> _Exercise_
Which lines have the string "Ginger"? Copy all of them from the entries below.

++++++++++

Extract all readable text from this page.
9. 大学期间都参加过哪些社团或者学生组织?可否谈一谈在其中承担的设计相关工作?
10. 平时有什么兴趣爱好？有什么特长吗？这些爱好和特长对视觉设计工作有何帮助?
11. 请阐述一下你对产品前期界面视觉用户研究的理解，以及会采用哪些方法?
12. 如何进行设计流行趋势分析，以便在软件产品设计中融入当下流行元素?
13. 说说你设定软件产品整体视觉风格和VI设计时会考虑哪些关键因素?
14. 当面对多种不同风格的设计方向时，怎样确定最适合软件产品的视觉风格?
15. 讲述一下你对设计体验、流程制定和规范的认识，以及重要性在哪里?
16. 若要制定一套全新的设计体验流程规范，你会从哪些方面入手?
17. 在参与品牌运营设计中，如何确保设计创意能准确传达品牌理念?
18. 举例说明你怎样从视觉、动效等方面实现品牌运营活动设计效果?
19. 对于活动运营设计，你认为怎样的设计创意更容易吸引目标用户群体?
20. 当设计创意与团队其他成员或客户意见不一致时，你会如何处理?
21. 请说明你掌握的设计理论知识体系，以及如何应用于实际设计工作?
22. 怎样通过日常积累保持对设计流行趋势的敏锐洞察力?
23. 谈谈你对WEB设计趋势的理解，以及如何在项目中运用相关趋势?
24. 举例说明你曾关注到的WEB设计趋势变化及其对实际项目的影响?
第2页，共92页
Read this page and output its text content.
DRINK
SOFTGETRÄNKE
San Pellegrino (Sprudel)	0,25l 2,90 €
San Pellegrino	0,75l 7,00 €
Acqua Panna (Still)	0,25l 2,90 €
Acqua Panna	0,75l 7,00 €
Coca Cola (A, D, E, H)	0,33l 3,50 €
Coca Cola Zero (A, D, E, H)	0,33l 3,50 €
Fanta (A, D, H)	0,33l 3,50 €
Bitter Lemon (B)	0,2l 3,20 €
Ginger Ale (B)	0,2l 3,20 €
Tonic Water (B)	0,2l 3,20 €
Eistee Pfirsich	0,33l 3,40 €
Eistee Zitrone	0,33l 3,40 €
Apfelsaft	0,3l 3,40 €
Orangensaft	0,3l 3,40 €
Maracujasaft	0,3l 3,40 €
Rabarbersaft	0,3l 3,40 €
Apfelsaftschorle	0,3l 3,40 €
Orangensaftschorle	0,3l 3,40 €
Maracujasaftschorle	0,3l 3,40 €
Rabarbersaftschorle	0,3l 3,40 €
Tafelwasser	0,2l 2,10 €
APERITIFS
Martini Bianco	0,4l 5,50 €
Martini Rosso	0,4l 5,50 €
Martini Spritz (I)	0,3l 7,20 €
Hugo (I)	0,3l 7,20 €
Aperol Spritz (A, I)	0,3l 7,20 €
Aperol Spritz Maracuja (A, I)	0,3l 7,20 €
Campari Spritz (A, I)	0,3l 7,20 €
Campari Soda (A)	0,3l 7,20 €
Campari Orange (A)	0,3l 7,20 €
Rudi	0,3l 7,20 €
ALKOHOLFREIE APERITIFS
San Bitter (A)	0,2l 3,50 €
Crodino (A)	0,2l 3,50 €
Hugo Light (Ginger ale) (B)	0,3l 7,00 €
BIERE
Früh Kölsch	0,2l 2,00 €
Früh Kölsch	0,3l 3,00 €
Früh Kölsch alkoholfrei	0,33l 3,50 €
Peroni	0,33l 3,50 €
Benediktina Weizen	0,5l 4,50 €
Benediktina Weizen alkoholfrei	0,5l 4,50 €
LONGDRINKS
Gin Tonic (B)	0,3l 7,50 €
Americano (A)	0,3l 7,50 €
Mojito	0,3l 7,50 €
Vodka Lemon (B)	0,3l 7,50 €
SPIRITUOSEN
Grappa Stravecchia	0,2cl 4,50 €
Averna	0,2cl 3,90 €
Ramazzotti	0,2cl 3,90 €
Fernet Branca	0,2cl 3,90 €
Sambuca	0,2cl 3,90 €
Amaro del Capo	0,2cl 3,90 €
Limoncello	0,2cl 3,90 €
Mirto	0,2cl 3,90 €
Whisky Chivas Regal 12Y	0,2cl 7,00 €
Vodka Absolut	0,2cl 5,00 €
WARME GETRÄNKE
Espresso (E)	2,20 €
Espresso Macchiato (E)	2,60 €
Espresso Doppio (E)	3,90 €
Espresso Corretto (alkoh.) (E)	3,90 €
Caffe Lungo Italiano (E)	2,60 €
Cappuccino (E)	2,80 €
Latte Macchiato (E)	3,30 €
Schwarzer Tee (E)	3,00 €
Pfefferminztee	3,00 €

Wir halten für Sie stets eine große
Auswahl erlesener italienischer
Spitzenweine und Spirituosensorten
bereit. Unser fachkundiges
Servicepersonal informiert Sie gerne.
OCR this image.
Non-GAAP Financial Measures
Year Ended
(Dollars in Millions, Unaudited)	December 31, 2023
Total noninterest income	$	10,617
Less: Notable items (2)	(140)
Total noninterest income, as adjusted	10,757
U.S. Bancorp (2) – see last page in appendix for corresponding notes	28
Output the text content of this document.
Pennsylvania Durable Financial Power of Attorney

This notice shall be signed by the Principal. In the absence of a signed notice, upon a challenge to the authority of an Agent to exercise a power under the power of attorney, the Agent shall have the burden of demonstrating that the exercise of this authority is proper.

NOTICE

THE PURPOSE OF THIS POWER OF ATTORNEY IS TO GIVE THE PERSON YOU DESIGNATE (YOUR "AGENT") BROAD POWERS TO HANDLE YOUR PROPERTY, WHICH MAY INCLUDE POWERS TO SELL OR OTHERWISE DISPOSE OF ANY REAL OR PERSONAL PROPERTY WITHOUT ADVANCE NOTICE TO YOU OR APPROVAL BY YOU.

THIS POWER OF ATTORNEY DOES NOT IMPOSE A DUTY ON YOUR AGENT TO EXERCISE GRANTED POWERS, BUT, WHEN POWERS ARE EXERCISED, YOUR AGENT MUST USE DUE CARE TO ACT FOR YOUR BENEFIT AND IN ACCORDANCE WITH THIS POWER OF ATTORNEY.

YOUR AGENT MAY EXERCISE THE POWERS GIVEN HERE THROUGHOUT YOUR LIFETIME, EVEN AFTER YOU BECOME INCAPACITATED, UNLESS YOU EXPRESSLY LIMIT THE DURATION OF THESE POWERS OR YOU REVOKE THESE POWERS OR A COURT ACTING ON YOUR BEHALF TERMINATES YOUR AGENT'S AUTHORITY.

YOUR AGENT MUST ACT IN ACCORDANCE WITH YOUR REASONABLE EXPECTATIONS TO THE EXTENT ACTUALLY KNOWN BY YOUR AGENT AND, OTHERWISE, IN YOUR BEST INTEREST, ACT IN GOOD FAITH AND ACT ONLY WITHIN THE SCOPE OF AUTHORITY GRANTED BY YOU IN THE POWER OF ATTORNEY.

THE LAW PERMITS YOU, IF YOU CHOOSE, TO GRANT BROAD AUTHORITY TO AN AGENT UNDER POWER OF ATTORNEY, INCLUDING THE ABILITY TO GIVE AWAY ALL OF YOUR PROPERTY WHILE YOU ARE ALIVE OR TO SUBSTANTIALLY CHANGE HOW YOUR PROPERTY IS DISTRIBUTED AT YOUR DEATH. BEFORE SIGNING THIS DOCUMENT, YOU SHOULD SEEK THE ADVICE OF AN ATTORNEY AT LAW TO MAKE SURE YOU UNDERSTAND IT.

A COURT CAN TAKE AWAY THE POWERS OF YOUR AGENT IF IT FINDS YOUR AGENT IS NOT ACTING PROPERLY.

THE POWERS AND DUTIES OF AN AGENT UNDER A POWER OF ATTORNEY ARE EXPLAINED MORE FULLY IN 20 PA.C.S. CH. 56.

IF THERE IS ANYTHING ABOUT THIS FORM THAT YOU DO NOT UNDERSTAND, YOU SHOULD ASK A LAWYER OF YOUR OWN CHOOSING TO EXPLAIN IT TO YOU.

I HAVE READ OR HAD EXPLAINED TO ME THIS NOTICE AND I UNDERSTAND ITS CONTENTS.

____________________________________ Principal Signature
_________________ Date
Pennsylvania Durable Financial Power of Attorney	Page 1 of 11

++++++++++

> _Answer to the problem_
Ginger Ale (B)	0,2l 3,20 €
Hugo Light (Ginger ale) (B)	0,3l 7,00 €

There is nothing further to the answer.